## Exercise task
Only lines holding the string "деятельности" are wanted; copy each one from the material.

******************************

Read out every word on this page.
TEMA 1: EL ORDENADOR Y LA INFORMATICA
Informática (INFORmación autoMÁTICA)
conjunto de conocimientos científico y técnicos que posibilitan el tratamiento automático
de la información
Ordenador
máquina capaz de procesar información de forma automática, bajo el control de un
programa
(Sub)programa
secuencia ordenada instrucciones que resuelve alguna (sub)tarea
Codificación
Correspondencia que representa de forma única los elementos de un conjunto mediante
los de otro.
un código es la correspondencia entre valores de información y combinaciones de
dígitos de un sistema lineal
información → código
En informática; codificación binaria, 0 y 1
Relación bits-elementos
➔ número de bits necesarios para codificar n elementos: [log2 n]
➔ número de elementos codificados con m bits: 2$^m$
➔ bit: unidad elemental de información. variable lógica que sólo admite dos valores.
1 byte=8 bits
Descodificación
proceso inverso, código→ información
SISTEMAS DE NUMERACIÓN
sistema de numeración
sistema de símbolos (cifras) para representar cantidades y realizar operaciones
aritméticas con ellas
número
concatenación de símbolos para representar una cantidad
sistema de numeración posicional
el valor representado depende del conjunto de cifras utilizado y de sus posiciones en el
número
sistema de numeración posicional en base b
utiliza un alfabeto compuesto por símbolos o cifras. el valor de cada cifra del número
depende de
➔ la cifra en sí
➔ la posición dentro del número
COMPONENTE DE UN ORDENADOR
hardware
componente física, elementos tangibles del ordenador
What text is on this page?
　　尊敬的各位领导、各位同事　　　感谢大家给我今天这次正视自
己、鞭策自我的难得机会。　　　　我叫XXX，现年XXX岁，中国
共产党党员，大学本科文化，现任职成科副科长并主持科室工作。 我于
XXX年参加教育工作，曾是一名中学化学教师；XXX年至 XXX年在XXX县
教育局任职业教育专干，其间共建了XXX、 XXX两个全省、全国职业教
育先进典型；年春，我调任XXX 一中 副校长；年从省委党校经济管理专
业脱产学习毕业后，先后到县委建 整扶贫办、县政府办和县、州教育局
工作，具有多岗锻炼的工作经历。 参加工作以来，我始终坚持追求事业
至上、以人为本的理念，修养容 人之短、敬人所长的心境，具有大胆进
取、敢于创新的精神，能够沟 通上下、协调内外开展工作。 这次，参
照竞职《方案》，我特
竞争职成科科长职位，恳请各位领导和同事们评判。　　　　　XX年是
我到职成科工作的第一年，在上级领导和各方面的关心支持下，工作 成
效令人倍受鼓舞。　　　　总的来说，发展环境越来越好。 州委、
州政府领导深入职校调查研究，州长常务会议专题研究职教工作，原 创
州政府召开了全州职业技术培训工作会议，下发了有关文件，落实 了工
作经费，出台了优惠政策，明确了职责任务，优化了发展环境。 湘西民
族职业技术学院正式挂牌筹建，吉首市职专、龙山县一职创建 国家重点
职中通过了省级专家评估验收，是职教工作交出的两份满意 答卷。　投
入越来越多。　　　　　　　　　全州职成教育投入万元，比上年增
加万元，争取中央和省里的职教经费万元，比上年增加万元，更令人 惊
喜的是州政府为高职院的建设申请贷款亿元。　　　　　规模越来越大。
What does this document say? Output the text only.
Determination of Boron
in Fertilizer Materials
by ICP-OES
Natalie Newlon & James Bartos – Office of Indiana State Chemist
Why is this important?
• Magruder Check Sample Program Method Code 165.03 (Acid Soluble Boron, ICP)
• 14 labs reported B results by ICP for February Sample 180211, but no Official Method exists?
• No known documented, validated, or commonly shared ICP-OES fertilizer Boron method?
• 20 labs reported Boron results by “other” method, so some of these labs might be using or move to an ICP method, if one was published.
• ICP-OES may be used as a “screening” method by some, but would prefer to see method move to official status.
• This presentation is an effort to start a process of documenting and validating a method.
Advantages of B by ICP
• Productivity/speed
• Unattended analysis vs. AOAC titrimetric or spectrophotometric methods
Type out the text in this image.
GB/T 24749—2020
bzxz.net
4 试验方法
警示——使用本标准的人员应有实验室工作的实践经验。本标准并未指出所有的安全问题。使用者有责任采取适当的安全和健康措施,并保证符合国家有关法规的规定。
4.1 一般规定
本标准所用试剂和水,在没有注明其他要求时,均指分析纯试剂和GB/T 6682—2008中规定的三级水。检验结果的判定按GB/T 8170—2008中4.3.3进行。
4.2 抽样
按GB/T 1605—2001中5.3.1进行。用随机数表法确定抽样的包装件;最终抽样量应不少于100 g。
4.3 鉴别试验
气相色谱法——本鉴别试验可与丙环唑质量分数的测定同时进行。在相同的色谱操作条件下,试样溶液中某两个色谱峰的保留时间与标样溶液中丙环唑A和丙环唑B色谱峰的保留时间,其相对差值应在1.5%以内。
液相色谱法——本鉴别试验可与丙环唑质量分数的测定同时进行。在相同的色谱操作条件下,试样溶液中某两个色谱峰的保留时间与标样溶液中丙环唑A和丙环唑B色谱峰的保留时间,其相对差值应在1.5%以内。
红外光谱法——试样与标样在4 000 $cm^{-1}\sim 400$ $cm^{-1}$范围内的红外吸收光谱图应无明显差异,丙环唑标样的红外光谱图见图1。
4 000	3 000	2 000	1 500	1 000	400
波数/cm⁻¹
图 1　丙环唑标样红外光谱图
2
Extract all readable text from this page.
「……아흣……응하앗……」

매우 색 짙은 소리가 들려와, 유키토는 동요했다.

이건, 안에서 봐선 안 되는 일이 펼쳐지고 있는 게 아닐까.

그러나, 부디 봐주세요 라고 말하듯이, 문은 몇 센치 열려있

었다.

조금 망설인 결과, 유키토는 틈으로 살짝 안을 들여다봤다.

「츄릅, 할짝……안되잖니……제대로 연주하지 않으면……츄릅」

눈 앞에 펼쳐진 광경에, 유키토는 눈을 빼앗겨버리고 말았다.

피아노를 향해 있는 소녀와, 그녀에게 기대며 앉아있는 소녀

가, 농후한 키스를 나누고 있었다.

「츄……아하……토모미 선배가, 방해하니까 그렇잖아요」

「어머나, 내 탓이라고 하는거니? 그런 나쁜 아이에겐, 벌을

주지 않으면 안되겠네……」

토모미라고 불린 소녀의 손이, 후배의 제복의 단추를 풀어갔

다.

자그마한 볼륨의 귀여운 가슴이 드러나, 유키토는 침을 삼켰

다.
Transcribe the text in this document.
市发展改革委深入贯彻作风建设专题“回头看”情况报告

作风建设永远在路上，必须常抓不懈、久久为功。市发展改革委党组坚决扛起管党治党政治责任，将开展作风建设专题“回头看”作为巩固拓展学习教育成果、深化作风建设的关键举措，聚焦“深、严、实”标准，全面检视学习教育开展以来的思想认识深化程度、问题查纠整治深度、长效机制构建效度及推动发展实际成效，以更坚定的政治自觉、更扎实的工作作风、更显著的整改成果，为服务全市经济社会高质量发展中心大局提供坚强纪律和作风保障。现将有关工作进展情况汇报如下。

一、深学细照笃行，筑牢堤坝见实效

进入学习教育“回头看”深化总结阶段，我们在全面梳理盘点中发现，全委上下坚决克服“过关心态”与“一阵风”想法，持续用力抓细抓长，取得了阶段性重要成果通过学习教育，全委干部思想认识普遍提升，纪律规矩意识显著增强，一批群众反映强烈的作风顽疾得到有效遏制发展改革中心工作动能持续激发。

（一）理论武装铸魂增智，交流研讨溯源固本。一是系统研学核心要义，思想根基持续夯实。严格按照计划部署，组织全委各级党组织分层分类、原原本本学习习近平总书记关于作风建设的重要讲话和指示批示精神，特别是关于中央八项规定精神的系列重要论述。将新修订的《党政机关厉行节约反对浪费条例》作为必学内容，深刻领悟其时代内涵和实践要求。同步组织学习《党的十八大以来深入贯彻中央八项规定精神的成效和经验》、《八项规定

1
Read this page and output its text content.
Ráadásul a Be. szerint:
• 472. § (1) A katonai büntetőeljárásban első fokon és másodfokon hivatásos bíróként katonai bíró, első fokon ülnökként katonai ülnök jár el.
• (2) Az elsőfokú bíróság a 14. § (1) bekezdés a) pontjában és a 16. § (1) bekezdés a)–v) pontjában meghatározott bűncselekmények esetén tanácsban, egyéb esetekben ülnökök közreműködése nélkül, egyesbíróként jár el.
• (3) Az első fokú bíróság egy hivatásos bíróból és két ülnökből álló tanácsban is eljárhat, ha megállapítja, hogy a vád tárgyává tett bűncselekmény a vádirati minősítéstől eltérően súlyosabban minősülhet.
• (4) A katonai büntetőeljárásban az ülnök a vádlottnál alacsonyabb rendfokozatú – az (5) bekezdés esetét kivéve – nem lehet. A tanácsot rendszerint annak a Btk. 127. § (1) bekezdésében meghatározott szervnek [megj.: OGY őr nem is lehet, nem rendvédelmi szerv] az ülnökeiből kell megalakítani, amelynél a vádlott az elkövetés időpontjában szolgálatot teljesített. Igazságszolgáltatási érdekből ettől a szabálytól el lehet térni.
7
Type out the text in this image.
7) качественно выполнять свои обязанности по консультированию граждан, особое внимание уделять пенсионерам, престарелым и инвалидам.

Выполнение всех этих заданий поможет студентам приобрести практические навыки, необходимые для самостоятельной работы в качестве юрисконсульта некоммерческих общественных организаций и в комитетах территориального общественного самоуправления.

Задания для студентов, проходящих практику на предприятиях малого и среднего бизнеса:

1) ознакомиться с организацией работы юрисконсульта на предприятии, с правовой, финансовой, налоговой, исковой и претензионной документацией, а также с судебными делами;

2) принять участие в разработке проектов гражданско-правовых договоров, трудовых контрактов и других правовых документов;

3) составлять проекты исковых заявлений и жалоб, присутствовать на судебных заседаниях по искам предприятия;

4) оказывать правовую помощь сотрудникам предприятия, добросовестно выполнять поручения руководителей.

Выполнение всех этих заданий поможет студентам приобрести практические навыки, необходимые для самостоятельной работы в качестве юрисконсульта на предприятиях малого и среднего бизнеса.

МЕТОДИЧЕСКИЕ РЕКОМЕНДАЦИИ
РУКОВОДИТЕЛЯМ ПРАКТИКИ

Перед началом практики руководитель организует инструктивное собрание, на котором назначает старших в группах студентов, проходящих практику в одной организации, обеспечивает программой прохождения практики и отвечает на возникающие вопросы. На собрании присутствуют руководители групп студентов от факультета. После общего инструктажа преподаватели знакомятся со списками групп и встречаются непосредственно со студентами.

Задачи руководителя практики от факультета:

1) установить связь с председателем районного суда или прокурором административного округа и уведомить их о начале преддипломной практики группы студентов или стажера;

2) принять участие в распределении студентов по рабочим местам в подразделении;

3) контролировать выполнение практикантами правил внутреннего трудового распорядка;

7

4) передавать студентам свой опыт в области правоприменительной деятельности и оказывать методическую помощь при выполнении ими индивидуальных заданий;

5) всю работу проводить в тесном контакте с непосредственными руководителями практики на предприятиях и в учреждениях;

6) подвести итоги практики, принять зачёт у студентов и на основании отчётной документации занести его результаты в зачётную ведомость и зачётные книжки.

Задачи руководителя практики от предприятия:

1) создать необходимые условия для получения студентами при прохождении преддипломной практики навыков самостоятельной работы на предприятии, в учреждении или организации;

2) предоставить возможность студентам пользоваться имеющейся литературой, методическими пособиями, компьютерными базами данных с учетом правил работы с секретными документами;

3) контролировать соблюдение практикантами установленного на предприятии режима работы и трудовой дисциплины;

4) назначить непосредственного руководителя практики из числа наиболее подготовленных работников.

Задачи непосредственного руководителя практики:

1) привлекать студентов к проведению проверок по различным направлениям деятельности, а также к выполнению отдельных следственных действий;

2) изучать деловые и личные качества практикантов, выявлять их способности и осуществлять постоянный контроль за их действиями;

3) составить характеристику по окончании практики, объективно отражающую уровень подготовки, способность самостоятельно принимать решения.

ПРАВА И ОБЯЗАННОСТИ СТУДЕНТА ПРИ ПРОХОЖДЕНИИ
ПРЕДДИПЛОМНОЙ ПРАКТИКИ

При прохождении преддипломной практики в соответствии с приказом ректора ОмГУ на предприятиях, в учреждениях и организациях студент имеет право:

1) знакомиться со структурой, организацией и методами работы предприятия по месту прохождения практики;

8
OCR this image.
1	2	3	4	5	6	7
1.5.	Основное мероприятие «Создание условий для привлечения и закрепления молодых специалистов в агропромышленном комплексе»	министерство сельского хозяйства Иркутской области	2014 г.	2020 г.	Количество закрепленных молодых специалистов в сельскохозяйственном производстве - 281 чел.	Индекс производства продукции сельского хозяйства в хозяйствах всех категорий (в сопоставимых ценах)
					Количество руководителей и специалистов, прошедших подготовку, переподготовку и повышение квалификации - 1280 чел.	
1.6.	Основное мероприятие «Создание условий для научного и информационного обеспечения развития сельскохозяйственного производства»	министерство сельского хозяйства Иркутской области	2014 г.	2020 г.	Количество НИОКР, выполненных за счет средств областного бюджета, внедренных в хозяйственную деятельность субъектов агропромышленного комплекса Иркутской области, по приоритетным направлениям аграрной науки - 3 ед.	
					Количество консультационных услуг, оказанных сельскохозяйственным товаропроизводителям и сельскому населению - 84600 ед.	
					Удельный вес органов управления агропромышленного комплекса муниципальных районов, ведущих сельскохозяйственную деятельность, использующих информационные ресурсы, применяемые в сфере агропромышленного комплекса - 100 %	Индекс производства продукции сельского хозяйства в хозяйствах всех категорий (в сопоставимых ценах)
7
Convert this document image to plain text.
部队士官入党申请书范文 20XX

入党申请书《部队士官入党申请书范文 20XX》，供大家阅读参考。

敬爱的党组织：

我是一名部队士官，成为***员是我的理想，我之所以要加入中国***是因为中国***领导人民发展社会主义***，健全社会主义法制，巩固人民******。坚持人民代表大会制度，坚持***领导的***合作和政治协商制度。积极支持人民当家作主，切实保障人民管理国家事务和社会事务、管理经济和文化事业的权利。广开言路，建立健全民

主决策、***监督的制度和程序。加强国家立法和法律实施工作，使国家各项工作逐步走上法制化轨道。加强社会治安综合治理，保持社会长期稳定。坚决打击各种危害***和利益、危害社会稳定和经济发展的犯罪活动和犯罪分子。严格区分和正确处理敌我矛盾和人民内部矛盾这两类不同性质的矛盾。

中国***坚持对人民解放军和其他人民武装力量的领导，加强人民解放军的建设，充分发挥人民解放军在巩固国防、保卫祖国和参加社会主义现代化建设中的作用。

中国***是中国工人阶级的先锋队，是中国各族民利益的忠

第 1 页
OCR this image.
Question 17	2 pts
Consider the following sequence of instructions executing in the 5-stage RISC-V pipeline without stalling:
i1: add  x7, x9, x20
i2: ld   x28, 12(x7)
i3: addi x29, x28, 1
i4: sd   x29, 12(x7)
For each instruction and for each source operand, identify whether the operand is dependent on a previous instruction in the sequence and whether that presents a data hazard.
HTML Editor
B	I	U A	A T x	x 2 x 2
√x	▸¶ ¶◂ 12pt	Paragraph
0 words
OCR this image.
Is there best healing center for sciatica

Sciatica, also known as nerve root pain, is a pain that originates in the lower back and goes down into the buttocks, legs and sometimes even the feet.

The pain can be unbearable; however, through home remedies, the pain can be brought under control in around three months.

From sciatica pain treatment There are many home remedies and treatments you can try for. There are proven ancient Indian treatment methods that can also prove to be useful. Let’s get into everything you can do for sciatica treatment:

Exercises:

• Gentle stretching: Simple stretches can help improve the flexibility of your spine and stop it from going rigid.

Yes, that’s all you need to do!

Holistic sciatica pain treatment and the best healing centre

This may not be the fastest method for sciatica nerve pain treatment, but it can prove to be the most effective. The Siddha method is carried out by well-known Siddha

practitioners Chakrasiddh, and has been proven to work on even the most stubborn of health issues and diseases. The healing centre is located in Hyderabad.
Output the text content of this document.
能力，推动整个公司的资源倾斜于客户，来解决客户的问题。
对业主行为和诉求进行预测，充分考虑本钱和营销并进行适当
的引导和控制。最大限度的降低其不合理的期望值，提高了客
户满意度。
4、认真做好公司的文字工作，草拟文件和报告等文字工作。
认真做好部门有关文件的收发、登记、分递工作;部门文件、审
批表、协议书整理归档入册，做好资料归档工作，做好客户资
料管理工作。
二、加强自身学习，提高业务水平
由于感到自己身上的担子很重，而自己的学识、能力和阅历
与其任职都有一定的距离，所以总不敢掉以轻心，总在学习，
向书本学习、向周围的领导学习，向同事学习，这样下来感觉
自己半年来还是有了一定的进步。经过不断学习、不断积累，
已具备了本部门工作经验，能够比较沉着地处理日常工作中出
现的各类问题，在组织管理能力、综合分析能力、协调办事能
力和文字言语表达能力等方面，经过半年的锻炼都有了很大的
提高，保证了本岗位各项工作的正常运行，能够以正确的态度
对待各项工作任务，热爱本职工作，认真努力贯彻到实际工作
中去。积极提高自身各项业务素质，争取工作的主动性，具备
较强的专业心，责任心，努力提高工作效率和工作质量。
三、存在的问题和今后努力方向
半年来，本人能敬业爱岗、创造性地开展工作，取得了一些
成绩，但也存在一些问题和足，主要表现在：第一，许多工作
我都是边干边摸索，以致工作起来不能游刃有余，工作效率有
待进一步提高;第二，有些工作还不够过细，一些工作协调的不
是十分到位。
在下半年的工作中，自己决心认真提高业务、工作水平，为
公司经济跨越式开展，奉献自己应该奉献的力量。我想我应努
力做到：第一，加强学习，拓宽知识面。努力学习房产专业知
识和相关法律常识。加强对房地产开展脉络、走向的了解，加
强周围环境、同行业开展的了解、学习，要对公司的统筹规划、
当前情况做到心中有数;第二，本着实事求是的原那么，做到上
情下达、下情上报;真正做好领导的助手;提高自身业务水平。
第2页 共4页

******************************

## Solution
4) передавать студентам свой опыт в области правоприменительной деятельности и оказывать методическую помощь при выполнении ими индивидуальных заданий;
1) привлекать студентов к проведению проверок по различным направлениям деятельности, а также к выполнению отдельных следственных действий;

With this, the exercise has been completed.